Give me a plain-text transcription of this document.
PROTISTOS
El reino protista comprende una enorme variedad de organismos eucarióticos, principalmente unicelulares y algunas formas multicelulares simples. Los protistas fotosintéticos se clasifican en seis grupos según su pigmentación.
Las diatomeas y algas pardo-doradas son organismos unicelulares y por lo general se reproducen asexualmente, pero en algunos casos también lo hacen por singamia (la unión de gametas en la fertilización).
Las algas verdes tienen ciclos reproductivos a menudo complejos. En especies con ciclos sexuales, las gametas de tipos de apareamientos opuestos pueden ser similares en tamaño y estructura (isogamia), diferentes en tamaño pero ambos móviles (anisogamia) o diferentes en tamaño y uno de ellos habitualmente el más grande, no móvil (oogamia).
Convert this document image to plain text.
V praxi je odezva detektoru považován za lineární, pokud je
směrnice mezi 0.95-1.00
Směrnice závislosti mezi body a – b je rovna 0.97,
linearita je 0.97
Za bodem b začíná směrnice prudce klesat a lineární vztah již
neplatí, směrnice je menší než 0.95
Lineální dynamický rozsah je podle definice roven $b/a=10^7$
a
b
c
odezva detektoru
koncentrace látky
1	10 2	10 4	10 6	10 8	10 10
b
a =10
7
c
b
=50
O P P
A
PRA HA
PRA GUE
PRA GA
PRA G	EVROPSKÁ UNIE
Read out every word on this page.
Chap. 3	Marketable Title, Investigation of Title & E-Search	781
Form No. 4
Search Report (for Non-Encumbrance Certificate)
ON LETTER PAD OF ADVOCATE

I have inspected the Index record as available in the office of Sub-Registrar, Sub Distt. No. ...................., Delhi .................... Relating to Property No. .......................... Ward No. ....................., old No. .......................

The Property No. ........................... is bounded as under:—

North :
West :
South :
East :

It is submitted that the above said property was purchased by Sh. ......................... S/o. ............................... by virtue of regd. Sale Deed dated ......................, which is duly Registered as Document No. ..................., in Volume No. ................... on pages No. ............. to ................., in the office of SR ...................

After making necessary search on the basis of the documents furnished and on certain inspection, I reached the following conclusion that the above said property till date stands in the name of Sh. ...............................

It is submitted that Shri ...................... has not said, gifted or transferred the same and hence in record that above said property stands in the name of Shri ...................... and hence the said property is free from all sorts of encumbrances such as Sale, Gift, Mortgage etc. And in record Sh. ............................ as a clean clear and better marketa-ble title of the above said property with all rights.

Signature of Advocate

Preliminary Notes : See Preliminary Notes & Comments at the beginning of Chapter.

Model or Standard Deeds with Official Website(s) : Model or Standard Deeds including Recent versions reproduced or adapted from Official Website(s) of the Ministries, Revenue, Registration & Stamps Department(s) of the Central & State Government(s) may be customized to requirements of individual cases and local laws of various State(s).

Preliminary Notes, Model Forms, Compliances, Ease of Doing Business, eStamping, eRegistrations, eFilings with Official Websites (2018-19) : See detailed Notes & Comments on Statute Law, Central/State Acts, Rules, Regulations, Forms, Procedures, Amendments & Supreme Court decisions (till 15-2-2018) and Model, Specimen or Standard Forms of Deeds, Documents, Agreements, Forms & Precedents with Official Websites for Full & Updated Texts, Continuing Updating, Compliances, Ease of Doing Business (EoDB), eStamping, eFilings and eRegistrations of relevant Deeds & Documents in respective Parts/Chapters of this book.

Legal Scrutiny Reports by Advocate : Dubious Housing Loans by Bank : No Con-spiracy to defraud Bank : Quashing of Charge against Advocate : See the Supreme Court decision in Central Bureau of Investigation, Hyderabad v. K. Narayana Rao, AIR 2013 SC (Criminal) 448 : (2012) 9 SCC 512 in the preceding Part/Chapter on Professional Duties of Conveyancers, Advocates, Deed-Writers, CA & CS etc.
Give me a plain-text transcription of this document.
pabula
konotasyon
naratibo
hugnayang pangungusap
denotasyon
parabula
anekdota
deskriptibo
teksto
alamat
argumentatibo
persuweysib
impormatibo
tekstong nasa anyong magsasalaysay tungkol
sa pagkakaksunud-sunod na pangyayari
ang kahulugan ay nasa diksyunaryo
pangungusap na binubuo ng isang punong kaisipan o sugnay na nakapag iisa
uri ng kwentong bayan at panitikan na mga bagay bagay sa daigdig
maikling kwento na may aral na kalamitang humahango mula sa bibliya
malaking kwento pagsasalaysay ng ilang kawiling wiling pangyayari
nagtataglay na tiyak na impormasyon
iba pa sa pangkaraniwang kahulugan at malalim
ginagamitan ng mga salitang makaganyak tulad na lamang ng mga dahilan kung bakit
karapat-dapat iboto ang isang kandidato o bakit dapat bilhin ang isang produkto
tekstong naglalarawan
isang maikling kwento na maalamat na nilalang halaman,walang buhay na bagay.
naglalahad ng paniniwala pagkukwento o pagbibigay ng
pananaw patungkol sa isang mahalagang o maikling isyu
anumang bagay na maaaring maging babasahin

===============

_Problem to solve_:
Reproduce each entry above exactly, keeping every word.

_The completed task_:
Give me a plain-text transcription of this document.
PROTISTOS
El reino protista comprende una enorme variedad de organismos eucarióticos, principalmente unicelulares y algunas formas multicelulares simples. Los protistas fotosintéticos se clasifican en seis grupos según su pigmentación.
Las diatomeas y algas pardo-doradas son organismos unicelulares y por lo general se reproducen asexualmente, pero en algunos casos también lo hacen por singamia (la unión de gametas en la fertilización).
Las algas verdes tienen ciclos reproductivos a menudo complejos. En especies con ciclos sexuales, las gametas de tipos de apareamientos opuestos pueden ser similares en tamaño y estructura (isogamia), diferentes en tamaño pero ambos móviles (anisogamia) o diferentes en tamaño y uno de ellos habitualmente el más grande, no móvil (oogamia).
Convert this document image to plain text.
V praxi je odezva detektoru považován za lineární, pokud je
směrnice mezi 0.95-1.00
Směrnice závislosti mezi body a – b je rovna 0.97,
linearita je 0.97
Za bodem b začíná směrnice prudce klesat a lineární vztah již
neplatí, směrnice je menší než 0.95
Lineální dynamický rozsah je podle definice roven $b/a=10^7$
a
b
c
odezva detektoru
koncentrace látky
1	10 2	10 4	10 6	10 8	10 10
b
a =10
7
c
b
=50
O P P
A
PRA HA
PRA GUE
PRA GA
PRA G	EVROPSKÁ UNIE
Read out every word on this page.
Chap. 3	Marketable Title, Investigation of Title & E-Search	781
Form No. 4
Search Report (for Non-Encumbrance Certificate)
ON LETTER PAD OF ADVOCATE

I have inspected the Index record as available in the office of Sub-Registrar, Sub Distt. No. ...................., Delhi .................... Relating to Property No. .......................... Ward No. ....................., old No. .......................

The Property No. ........................... is bounded as under:—

North :
West :
South :
East :

It is submitted that the above said property was purchased by Sh. ......................... S/o. ............................... by virtue of regd. Sale Deed dated ......................, which is duly Registered as Document No. ..................., in Volume No. ................... on pages No. ............. to ................., in the office of SR ...................

After making necessary search on the basis of the documents furnished and on certain inspection, I reached the following conclusion that the above said property till date stands in the name of Sh. ...............................

It is submitted that Shri ...................... has not said, gifted or transferred the same and hence in record that above said property stands in the name of Shri ...................... and hence the said property is free from all sorts of encumbrances such as Sale, Gift, Mortgage etc. And in record Sh. ............................ as a clean clear and better marketa-ble title of the above said property with all rights.

Signature of Advocate

Preliminary Notes : See Preliminary Notes & Comments at the beginning of Chapter.

Model or Standard Deeds with Official Website(s) : Model or Standard Deeds including Recent versions reproduced or adapted from Official Website(s) of the Ministries, Revenue, Registration & Stamps Department(s) of the Central & State Government(s) may be customized to requirements of individual cases and local laws of various State(s).

Preliminary Notes, Model Forms, Compliances, Ease of Doing Business, eStamping, eRegistrations, eFilings with Official Websites (2018-19) : See detailed Notes & Comments on Statute Law, Central/State Acts, Rules, Regulations, Forms, Procedures, Amendments & Supreme Court decisions (till 15-2-2018) and Model, Specimen or Standard Forms of Deeds, Documents, Agreements, Forms & Precedents with Official Websites for Full & Updated Texts, Continuing Updating, Compliances, Ease of Doing Business (EoDB), eStamping, eFilings and eRegistrations of relevant Deeds & Documents in respective Parts/Chapters of this book.

Legal Scrutiny Reports by Advocate : Dubious Housing Loans by Bank : No Con-spiracy to defraud Bank : Quashing of Charge against Advocate : See the Supreme Court decision in Central Bureau of Investigation, Hyderabad v. K. Narayana Rao, AIR 2013 SC (Criminal) 448 : (2012) 9 SCC 512 in the preceding Part/Chapter on Professional Duties of Conveyancers, Advocates, Deed-Writers, CA & CS etc.
Give me a plain-text transcription of this document.
pabula
konotasyon
naratibo
hugnayang pangungusap
denotasyon
parabula
anekdota
deskriptibo
teksto
alamat
argumentatibo
persuweysib
impormatibo
tekstong nasa anyong magsasalaysay tungkol
sa pagkakaksunud-sunod na pangyayari
ang kahulugan ay nasa diksyunaryo
pangungusap na binubuo ng isang punong kaisipan o sugnay na nakapag iisa
uri ng kwentong bayan at panitikan na mga bagay bagay sa daigdig
maikling kwento na may aral na kalamitang humahango mula sa bibliya
malaking kwento pagsasalaysay ng ilang kawiling wiling pangyayari
nagtataglay na tiyak na impormasyon
iba pa sa pangkaraniwang kahulugan at malalim
ginagamitan ng mga salitang makaganyak tulad na lamang ng mga dahilan kung bakit
karapat-dapat iboto ang isang kandidato o bakit dapat bilhin ang isang produkto
tekstong naglalarawan
isang maikling kwento na maalamat na nilalang halaman,walang buhay na bagay.
naglalahad ng paniniwala pagkukwento o pagbibigay ng
pananaw patungkol sa isang mahalagang o maikling isyu
anumang bagay na maaaring maging babasahin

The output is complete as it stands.